▸ Provided material
○ ○ ○ ○

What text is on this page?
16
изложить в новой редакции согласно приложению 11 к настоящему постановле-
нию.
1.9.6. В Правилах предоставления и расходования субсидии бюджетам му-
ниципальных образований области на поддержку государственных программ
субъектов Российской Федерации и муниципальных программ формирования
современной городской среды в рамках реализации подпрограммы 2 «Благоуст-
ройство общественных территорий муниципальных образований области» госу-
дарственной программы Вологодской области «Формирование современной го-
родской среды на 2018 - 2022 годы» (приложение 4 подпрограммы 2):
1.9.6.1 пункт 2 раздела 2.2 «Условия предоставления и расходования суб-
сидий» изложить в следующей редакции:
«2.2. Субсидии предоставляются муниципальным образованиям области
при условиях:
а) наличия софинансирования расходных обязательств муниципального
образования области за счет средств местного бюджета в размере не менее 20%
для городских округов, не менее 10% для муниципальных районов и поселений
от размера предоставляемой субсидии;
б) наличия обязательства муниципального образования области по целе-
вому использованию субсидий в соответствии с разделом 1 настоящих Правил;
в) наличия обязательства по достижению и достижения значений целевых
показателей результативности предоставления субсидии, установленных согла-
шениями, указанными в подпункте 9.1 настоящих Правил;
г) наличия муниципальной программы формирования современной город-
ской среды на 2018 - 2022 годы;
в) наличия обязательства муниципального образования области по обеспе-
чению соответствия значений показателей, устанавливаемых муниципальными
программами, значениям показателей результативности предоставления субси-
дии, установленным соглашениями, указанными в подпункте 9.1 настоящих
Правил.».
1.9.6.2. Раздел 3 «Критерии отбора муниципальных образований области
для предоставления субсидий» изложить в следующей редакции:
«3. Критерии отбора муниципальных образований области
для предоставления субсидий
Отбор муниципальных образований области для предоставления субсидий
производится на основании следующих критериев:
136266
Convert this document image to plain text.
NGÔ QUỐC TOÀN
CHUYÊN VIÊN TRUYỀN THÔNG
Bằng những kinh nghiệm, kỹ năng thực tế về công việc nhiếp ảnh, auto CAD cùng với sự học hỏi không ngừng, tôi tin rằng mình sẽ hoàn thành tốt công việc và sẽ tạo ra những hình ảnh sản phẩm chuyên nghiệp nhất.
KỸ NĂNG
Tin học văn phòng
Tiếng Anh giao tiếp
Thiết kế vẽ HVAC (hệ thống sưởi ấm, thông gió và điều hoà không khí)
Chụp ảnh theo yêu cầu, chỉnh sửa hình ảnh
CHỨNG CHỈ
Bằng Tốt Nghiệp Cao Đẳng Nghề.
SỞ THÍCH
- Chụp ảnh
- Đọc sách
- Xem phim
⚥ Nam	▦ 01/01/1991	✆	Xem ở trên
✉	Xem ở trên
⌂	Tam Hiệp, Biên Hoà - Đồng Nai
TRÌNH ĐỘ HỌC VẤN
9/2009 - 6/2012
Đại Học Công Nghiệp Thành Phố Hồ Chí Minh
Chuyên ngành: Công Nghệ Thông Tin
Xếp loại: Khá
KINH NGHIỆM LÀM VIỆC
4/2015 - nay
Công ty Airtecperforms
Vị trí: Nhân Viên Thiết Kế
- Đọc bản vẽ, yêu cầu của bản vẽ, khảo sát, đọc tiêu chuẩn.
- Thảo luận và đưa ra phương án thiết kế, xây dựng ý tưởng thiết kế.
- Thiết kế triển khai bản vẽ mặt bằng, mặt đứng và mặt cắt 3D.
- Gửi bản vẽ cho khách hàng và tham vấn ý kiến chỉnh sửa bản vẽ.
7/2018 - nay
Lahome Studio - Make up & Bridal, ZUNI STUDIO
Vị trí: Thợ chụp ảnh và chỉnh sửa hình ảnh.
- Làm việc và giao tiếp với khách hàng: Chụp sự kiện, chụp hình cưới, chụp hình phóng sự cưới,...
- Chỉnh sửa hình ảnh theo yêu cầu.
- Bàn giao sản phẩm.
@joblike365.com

○ ○ ○ ○

Take the entries above and copy them out exactly.

What text is on this page?
16
изложить в новой редакции согласно приложению 11 к настоящему постановле-
нию.
1.9.6. В Правилах предоставления и расходования субсидии бюджетам му-
ниципальных образований области на поддержку государственных программ
субъектов Российской Федерации и муниципальных программ формирования
современной городской среды в рамках реализации подпрограммы 2 «Благоуст-
ройство общественных территорий муниципальных образований области» госу-
дарственной программы Вологодской области «Формирование современной го-
родской среды на 2018 - 2022 годы» (приложение 4 подпрограммы 2):
1.9.6.1 пункт 2 раздела 2.2 «Условия предоставления и расходования суб-
сидий» изложить в следующей редакции:
«2.2. Субсидии предоставляются муниципальным образованиям области
при условиях:
а) наличия софинансирования расходных обязательств муниципального
образования области за счет средств местного бюджета в размере не менее 20%
для городских округов, не менее 10% для муниципальных районов и поселений
от размера предоставляемой субсидии;
б) наличия обязательства муниципального образования области по целе-
вому использованию субсидий в соответствии с разделом 1 настоящих Правил;
в) наличия обязательства по достижению и достижения значений целевых
показателей результативности предоставления субсидии, установленных согла-
шениями, указанными в подпункте 9.1 настоящих Правил;
г) наличия муниципальной программы формирования современной город-
ской среды на 2018 - 2022 годы;
в) наличия обязательства муниципального образования области по обеспе-
чению соответствия значений показателей, устанавливаемых муниципальными
программами, значениям показателей результативности предоставления субси-
дии, установленным соглашениями, указанными в подпункте 9.1 настоящих
Правил.».
1.9.6.2. Раздел 3 «Критерии отбора муниципальных образований области
для предоставления субсидий» изложить в следующей редакции:
«3. Критерии отбора муниципальных образований области
для предоставления субсидий
Отбор муниципальных образований области для предоставления субсидий
производится на основании следующих критериев:
136266
Convert this document image to plain text.
NGÔ QUỐC TOÀN
CHUYÊN VIÊN TRUYỀN THÔNG
Bằng những kinh nghiệm, kỹ năng thực tế về công việc nhiếp ảnh, auto CAD cùng với sự học hỏi không ngừng, tôi tin rằng mình sẽ hoàn thành tốt công việc và sẽ tạo ra những hình ảnh sản phẩm chuyên nghiệp nhất.
KỸ NĂNG
Tin học văn phòng
Tiếng Anh giao tiếp
Thiết kế vẽ HVAC (hệ thống sưởi ấm, thông gió và điều hoà không khí)
Chụp ảnh theo yêu cầu, chỉnh sửa hình ảnh
CHỨNG CHỈ
Bằng Tốt Nghiệp Cao Đẳng Nghề.
SỞ THÍCH
- Chụp ảnh
- Đọc sách
- Xem phim
⚥ Nam	▦ 01/01/1991	✆	Xem ở trên
✉	Xem ở trên
⌂	Tam Hiệp, Biên Hoà - Đồng Nai
TRÌNH ĐỘ HỌC VẤN
9/2009 - 6/2012
Đại Học Công Nghiệp Thành Phố Hồ Chí Minh
Chuyên ngành: Công Nghệ Thông Tin
Xếp loại: Khá
KINH NGHIỆM LÀM VIỆC
4/2015 - nay
Công ty Airtecperforms
Vị trí: Nhân Viên Thiết Kế
- Đọc bản vẽ, yêu cầu của bản vẽ, khảo sát, đọc tiêu chuẩn.
- Thảo luận và đưa ra phương án thiết kế, xây dựng ý tưởng thiết kế.
- Thiết kế triển khai bản vẽ mặt bằng, mặt đứng và mặt cắt 3D.
- Gửi bản vẽ cho khách hàng và tham vấn ý kiến chỉnh sửa bản vẽ.
7/2018 - nay
Lahome Studio - Make up & Bridal, ZUNI STUDIO
Vị trí: Thợ chụp ảnh và chỉnh sửa hình ảnh.
- Làm việc và giao tiếp với khách hàng: Chụp sự kiện, chụp hình cưới, chụp hình phóng sự cưới,...
- Chỉnh sửa hình ảnh theo yêu cầu.
- Bàn giao sản phẩm.
@joblike365.com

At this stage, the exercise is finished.